··· SUPPLIED RECORDS ···

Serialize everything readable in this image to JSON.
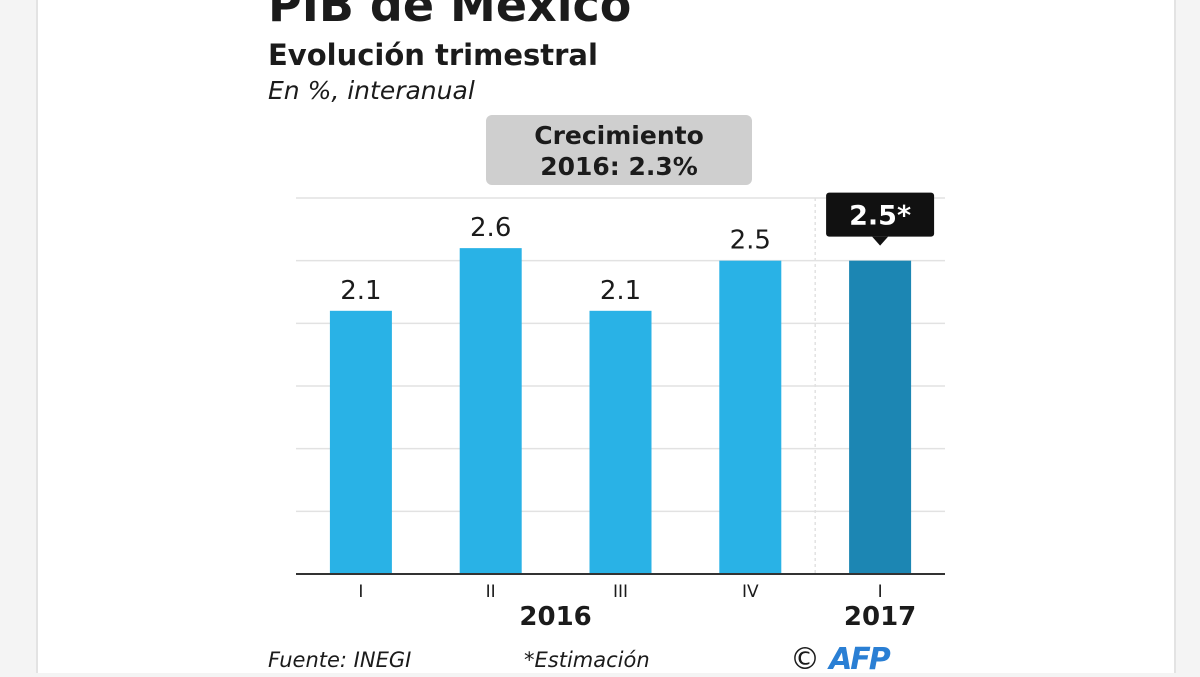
{
  "chart_data": {
    "type": "bar",
    "title": "PIB de México",
    "subtitle": "Evolución trimestral",
    "unit_note": "En %, interanual",
    "callout": {
      "line1": "Crecimiento",
      "line2": "2016: 2.3%"
    },
    "categories": [
      "I",
      "II",
      "III",
      "IV",
      "I"
    ],
    "groups": [
      {
        "label": "2016",
        "from": 0,
        "to": 3
      },
      {
        "label": "2017",
        "from": 4,
        "to": 4
      }
    ],
    "values": [
      2.1,
      2.6,
      2.1,
      2.5,
      2.5
    ],
    "value_labels": [
      "2.1",
      "2.6",
      "2.1",
      "2.5",
      "2.5*"
    ],
    "highlight_index": 4,
    "ylim": [
      0,
      3
    ],
    "grid": true,
    "xlabel": "",
    "ylabel": "",
    "colors": {
      "bar": "#29b2e6",
      "bar_highlight": "#1c86b3",
      "tag_bg": "#111111",
      "grid": "#e2e2e2",
      "axis": "#333333",
      "text": "#1b1b1b"
    }
  },
  "footer": {
    "source": "Fuente: INEGI",
    "note": "*Estimación",
    "copyright": "©",
    "logo": "AFP"
  }
}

···

REQUIREMENTS » Leave out every picture and copy the rest of the records exactly.

FINAL RESULT »
Serialize everything readable in this image to JSON.
{
  "chart_data": {
    "type": "bar",
    "title": "PIB de México",
    "subtitle": "Evolución trimestral",
    "unit_note": "En %, interanual",
    "callout": {
      "line1": "Crecimiento",
      "line2": "2016: 2.3%"
    },
    "categories": [
      "I",
      "II",
      "III",
      "IV",
      "I"
    ],
    "groups": [
      {
        "label": "2016",
        "from": 0,
        "to": 3
      },
      {
        "label": "2017",
        "from": 4,
        "to": 4
      }
    ],
    "values": [
      2.1,
      2.6,
      2.1,
      2.5,
      2.5
    ],
    "value_labels": [
      "2.1",
      "2.6",
      "2.1",
      "2.5",
      "2.5*"
    ],
    "highlight_index": 4,
    "ylim": [
      0,
      3
    ],
    "grid": true,
    "xlabel": "",
    "ylabel": "",
    "colors": {
      "bar": "#29b2e6",
      "bar_highlight": "#1c86b3",
      "tag_bg": "#111111",
      "grid": "#e2e2e2",
      "axis": "#333333",
      "text": "#1b1b1b"
    }
  },
  "footer": {
    "source": "Fuente: INEGI",
    "note": "*Estimación",
    "copyright": "©",
    "logo": "AFP"
  }
}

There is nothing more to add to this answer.